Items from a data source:
------------------------------------------------------------
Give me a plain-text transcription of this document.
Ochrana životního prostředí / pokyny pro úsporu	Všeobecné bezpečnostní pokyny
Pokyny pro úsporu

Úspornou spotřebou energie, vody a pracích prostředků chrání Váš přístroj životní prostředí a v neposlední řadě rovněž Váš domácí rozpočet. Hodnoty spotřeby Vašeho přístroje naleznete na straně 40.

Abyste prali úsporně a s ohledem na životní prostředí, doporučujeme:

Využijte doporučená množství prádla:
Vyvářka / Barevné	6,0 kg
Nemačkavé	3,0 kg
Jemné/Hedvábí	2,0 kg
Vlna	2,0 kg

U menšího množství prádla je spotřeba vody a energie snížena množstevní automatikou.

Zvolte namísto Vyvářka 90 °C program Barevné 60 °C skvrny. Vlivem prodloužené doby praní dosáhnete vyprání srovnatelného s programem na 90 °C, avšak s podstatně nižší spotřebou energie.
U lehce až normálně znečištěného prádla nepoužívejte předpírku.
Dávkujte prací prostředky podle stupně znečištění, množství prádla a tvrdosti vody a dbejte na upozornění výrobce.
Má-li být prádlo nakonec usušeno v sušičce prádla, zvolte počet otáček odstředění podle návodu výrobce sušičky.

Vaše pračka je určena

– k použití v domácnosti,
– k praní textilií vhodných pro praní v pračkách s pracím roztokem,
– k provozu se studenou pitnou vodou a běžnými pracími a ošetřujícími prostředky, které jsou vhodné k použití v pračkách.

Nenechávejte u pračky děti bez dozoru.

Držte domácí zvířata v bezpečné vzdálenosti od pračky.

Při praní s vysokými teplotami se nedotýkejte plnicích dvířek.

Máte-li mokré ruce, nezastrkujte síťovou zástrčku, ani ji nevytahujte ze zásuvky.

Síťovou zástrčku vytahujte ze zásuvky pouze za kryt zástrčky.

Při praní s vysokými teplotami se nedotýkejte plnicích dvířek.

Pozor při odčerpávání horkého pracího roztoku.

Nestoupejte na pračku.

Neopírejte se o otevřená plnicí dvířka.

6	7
------------------------------------------------------------
Stated exercise: The entries above must be returned in full, exactly as shown.

Exercise answer:
Give me a plain-text transcription of this document.
Ochrana životního prostředí / pokyny pro úsporu	Všeobecné bezpečnostní pokyny
Pokyny pro úsporu

Úspornou spotřebou energie, vody a pracích prostředků chrání Váš přístroj životní prostředí a v neposlední řadě rovněž Váš domácí rozpočet. Hodnoty spotřeby Vašeho přístroje naleznete na straně 40.

Abyste prali úsporně a s ohledem na životní prostředí, doporučujeme:

Využijte doporučená množství prádla:
Vyvářka / Barevné	6,0 kg
Nemačkavé	3,0 kg
Jemné/Hedvábí	2,0 kg
Vlna	2,0 kg

U menšího množství prádla je spotřeba vody a energie snížena množstevní automatikou.

Zvolte namísto Vyvářka 90 °C program Barevné 60 °C skvrny. Vlivem prodloužené doby praní dosáhnete vyprání srovnatelného s programem na 90 °C, avšak s podstatně nižší spotřebou energie.
U lehce až normálně znečištěného prádla nepoužívejte předpírku.
Dávkujte prací prostředky podle stupně znečištění, množství prádla a tvrdosti vody a dbejte na upozornění výrobce.
Má-li být prádlo nakonec usušeno v sušičce prádla, zvolte počet otáček odstředění podle návodu výrobce sušičky.

Vaše pračka je určena

– k použití v domácnosti,
– k praní textilií vhodných pro praní v pračkách s pracím roztokem,
– k provozu se studenou pitnou vodou a běžnými pracími a ošetřujícími prostředky, které jsou vhodné k použití v pračkách.

Nenechávejte u pračky děti bez dozoru.

Držte domácí zvířata v bezpečné vzdálenosti od pračky.

Při praní s vysokými teplotami se nedotýkejte plnicích dvířek.

Máte-li mokré ruce, nezastrkujte síťovou zástrčku, ani ji nevytahujte ze zásuvky.

Síťovou zástrčku vytahujte ze zásuvky pouze za kryt zástrčky.

Při praní s vysokými teplotami se nedotýkejte plnicích dvířek.

Pozor při odčerpávání horkého pracího roztoku.

Nestoupejte na pračku.

Neopírejte se o otevřená plnicí dvířka.

6	7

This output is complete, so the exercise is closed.